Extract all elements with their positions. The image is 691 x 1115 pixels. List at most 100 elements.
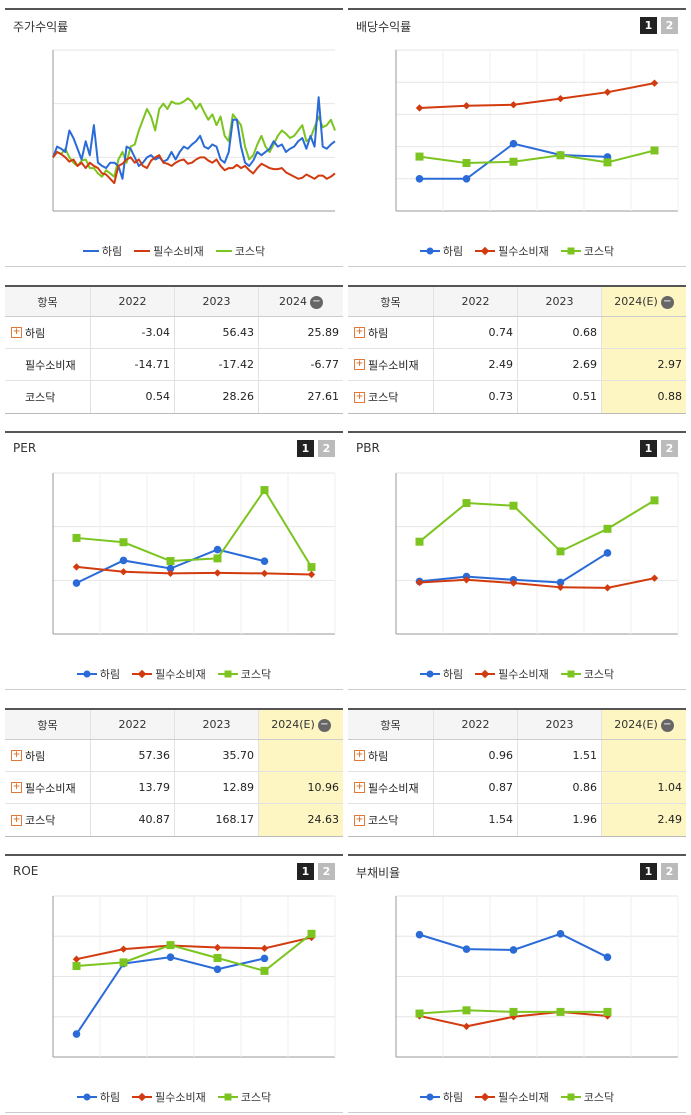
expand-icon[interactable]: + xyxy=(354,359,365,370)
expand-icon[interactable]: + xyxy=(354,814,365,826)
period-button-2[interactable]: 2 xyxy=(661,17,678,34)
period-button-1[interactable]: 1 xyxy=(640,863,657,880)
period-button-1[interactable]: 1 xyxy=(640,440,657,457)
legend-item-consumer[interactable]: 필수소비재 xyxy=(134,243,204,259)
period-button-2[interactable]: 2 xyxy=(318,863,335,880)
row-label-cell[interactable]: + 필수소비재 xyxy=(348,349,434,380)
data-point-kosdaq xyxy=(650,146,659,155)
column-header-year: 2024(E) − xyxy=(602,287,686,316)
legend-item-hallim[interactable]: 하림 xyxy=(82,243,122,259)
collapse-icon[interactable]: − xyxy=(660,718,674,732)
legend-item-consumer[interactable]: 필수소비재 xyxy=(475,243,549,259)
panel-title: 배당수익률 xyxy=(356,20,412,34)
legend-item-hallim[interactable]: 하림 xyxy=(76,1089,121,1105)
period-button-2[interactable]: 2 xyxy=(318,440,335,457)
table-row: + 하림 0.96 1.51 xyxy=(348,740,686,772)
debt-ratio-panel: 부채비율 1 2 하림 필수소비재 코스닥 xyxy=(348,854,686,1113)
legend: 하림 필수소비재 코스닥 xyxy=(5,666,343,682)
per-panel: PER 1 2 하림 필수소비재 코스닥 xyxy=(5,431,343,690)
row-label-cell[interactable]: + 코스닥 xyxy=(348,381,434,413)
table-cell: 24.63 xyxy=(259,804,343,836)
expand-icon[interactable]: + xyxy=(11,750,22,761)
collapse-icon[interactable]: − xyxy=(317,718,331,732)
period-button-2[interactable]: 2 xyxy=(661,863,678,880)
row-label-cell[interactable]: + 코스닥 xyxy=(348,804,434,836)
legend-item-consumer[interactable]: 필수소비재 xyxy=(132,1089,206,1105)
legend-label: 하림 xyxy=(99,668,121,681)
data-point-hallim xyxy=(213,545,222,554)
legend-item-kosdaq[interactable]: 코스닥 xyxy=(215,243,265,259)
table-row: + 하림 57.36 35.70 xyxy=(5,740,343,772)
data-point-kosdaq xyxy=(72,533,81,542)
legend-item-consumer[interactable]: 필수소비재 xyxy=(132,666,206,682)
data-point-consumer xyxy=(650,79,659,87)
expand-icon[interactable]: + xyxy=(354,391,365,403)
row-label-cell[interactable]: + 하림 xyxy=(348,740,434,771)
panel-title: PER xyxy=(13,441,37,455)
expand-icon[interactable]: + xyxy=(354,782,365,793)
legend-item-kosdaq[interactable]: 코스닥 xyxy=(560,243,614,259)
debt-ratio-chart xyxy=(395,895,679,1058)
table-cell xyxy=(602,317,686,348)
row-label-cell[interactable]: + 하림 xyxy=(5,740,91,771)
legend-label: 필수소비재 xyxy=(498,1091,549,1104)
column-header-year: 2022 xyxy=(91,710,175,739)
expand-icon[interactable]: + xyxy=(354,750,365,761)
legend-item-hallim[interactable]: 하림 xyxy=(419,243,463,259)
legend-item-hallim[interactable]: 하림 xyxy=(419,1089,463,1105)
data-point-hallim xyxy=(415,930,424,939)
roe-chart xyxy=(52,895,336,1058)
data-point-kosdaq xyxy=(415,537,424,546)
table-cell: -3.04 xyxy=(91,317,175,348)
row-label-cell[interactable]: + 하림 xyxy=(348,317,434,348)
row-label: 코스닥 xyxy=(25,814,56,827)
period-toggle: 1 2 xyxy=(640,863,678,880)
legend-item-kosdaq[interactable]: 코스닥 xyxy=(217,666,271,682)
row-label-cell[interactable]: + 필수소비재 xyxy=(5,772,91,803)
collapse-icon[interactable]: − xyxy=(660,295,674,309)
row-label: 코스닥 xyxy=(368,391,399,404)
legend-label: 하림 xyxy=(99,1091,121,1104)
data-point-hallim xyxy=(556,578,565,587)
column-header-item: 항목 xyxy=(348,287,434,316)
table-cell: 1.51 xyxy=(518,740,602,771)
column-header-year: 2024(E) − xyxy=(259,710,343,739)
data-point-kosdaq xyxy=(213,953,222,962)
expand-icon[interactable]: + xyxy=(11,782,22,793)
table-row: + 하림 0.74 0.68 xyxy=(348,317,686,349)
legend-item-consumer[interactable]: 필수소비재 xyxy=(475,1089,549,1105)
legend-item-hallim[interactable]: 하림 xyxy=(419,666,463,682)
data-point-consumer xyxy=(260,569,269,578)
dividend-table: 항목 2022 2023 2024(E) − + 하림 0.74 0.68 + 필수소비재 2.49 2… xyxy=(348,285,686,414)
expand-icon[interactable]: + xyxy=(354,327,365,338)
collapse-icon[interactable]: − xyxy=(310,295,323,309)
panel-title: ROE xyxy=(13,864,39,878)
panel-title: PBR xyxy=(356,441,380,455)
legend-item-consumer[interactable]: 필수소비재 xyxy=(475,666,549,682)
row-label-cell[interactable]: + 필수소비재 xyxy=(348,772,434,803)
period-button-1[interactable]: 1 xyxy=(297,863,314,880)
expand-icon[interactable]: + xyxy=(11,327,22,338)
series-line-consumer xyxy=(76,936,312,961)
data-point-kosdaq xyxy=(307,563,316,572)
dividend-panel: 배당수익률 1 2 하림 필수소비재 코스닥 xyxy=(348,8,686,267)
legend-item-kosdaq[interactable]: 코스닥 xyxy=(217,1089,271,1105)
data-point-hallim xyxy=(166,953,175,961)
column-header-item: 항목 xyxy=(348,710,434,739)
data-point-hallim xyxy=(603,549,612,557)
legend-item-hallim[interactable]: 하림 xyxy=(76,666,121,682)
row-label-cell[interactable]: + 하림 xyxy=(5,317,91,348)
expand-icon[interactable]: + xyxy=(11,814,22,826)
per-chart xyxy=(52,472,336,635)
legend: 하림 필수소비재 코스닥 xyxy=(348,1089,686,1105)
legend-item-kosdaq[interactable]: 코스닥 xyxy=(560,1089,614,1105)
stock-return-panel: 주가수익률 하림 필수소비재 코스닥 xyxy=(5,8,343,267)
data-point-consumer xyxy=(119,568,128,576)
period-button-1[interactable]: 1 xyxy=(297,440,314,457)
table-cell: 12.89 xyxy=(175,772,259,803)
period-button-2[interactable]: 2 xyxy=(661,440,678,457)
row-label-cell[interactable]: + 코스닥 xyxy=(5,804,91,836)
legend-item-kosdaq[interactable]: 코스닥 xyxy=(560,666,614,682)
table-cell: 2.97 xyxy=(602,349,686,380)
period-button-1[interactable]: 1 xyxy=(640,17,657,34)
--
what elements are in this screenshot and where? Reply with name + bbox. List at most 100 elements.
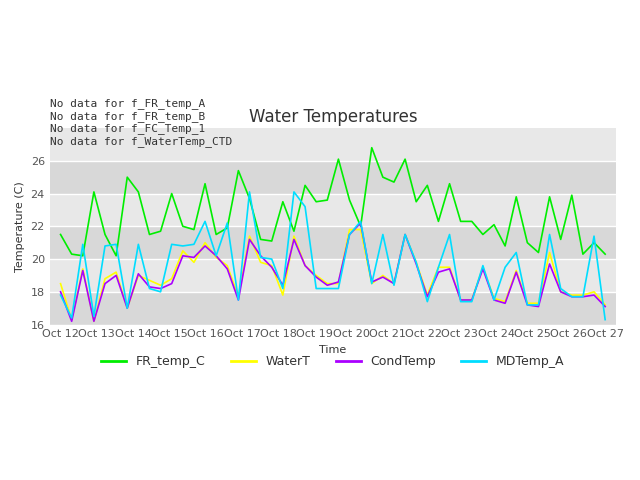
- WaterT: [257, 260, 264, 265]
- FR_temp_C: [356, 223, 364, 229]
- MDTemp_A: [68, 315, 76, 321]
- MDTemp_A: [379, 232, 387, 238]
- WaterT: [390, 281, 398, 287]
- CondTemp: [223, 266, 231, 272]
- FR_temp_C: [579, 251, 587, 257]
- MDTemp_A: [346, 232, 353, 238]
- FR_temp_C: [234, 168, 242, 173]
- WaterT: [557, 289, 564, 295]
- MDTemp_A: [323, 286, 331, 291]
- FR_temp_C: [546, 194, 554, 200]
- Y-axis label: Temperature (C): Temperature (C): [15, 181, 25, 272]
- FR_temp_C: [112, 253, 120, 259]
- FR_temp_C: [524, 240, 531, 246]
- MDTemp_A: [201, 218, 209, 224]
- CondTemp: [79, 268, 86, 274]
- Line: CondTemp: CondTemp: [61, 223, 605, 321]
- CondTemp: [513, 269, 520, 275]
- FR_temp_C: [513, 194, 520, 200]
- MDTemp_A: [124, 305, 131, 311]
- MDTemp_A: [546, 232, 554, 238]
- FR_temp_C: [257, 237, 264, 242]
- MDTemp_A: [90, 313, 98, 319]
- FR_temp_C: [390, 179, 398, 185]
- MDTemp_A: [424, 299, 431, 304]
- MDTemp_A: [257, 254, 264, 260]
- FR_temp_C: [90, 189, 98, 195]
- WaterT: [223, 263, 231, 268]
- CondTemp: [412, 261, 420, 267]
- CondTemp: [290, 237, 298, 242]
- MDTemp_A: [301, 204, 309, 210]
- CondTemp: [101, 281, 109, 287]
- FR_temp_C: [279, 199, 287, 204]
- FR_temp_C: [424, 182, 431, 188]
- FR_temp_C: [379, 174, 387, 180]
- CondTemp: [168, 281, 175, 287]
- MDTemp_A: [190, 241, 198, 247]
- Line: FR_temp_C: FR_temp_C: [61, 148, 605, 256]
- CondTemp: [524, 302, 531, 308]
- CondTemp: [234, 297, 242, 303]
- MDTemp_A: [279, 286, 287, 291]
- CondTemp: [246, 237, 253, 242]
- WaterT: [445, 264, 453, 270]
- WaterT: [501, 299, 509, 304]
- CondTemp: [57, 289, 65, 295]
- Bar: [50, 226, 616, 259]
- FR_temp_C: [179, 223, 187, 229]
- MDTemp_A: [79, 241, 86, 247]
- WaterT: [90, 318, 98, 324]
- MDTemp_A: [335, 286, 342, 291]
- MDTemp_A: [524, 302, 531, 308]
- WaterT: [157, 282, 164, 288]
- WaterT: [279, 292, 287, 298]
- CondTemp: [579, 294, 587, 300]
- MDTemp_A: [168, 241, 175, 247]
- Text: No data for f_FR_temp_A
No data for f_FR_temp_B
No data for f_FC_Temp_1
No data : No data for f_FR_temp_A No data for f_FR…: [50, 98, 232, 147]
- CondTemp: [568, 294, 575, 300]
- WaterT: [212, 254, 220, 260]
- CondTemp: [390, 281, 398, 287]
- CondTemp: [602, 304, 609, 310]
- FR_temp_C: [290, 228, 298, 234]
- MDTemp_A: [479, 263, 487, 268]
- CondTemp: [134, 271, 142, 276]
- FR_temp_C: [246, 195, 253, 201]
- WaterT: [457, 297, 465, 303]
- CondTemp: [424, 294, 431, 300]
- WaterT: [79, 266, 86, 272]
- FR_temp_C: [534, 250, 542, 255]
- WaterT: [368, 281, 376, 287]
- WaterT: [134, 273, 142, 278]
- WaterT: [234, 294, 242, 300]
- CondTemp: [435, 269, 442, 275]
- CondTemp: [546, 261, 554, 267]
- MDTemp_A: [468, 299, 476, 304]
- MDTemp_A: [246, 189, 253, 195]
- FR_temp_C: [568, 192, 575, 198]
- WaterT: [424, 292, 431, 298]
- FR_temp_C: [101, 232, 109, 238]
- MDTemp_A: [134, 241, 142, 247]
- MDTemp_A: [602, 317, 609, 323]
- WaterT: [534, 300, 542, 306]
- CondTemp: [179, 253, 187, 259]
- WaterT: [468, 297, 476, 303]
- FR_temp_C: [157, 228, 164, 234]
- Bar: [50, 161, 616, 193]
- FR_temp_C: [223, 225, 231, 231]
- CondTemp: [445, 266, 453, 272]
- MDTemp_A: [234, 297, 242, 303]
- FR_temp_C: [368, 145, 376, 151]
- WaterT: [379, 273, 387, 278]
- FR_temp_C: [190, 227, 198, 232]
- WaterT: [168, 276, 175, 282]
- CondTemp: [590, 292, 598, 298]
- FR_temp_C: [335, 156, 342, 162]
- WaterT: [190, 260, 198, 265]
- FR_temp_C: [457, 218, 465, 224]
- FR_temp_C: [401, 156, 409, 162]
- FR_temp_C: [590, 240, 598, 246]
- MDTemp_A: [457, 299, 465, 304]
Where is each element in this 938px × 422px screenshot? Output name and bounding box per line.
...
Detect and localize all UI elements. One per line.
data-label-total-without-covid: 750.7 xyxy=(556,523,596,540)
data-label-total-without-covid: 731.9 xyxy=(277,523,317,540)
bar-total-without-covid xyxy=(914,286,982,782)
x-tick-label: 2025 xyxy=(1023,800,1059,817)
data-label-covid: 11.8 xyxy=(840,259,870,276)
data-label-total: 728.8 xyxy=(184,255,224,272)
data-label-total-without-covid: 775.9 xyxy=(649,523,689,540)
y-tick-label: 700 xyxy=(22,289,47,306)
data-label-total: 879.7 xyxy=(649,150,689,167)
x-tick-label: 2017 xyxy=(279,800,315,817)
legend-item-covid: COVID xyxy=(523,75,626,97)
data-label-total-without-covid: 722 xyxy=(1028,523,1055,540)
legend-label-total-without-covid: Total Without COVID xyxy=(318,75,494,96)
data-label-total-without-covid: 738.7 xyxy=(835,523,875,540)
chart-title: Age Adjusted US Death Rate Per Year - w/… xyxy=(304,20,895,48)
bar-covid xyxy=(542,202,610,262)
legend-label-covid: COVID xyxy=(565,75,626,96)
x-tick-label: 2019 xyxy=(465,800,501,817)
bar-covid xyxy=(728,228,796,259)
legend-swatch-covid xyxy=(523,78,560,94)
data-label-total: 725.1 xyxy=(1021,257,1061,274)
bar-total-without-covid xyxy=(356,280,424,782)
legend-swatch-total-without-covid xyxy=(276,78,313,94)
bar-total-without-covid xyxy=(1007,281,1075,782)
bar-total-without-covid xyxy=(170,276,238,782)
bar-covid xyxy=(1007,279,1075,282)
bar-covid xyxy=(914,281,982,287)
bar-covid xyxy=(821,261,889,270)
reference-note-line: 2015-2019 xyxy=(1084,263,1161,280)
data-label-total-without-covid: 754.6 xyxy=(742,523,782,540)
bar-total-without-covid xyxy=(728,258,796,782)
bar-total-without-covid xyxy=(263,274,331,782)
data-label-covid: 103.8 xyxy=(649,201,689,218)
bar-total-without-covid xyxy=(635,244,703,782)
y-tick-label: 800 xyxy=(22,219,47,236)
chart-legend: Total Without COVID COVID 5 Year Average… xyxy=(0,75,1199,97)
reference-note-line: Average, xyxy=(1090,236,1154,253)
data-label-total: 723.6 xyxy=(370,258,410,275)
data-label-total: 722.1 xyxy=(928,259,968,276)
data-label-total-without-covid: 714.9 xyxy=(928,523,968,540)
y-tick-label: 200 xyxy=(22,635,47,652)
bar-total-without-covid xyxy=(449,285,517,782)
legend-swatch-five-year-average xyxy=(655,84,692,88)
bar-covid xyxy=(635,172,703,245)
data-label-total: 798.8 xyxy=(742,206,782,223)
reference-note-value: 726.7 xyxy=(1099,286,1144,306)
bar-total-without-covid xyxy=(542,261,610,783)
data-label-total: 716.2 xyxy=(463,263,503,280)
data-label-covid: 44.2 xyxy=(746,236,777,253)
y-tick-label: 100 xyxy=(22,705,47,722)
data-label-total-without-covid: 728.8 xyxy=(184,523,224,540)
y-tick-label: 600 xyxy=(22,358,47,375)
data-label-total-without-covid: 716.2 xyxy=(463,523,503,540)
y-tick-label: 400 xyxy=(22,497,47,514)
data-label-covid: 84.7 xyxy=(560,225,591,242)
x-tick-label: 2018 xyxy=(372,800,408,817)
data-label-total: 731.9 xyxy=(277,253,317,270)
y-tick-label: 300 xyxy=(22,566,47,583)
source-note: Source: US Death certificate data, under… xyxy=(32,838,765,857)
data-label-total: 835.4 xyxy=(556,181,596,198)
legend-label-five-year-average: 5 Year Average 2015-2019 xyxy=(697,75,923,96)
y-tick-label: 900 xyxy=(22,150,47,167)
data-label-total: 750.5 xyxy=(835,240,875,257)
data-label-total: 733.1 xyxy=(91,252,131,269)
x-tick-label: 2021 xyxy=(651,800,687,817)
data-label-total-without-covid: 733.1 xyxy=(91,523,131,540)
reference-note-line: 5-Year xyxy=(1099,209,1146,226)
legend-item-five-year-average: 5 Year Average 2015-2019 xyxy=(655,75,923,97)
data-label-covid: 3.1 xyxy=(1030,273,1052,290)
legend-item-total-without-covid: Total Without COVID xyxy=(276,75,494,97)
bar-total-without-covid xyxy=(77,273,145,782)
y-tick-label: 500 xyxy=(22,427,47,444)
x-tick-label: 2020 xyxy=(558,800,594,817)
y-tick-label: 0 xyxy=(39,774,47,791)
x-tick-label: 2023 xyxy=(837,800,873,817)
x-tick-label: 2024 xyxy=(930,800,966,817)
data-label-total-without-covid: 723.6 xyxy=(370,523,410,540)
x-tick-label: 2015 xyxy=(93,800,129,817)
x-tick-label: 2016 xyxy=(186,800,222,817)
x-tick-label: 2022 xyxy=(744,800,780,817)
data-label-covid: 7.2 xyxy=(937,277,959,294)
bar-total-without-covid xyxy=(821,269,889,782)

> **Requirements**
Could you write out the items again, starting at the line that has "expand-icon[interactable]: + xyxy=(354,359,365,370)" and stopping after the one that has "column-header-year: 2024(E) − xyxy=(602,287,686,316)", with "plus-icon" in place of "expand-icon" and nothing else changed?

> **Solution to the exercise**
plus-icon[interactable]: + xyxy=(354,359,365,370)
plus-icon[interactable]: + xyxy=(354,814,365,826)
period-button-2[interactable]: 2 xyxy=(661,17,678,34)
period-button-1[interactable]: 1 xyxy=(640,863,657,880)
period-button-1[interactable]: 1 xyxy=(640,440,657,457)
legend-item-consumer[interactable]: 필수소비재 xyxy=(134,243,204,259)
period-button-2[interactable]: 2 xyxy=(318,863,335,880)
row-label-cell[interactable]: + 필수소비재 xyxy=(348,349,434,380)
data-point-kosdaq xyxy=(650,146,659,155)
column-header-year: 2024(E) − xyxy=(602,287,686,316)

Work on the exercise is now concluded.